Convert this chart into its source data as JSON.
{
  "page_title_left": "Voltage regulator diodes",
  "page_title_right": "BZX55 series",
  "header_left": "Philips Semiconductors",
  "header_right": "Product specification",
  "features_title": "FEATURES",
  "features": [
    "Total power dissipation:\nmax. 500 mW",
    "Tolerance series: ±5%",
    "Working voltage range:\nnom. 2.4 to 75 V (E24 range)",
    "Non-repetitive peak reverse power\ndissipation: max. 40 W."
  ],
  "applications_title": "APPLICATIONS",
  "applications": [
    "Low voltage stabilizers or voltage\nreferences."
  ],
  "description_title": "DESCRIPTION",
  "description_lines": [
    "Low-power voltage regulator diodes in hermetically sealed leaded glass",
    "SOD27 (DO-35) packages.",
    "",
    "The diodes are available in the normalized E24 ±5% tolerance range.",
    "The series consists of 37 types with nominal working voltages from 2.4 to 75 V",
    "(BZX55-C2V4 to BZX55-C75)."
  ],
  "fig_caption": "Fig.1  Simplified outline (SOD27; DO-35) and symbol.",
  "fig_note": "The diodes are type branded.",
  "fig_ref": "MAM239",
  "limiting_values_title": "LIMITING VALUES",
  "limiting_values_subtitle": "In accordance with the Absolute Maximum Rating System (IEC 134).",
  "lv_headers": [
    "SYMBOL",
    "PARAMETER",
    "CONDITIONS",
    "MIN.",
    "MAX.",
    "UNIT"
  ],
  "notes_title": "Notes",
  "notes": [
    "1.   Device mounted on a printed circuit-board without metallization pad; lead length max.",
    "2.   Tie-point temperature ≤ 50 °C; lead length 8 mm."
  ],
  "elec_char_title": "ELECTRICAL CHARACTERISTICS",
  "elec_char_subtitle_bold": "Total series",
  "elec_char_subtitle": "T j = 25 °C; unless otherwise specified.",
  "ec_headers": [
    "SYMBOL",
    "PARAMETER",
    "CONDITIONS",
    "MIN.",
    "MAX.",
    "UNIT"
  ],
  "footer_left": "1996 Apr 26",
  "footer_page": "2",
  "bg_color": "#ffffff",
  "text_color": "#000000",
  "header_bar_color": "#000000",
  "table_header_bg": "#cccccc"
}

- - - - -

**Written exercise:**
What is the number of lines in these records that contain "power"? Reply with the number only.

**Answer:**
3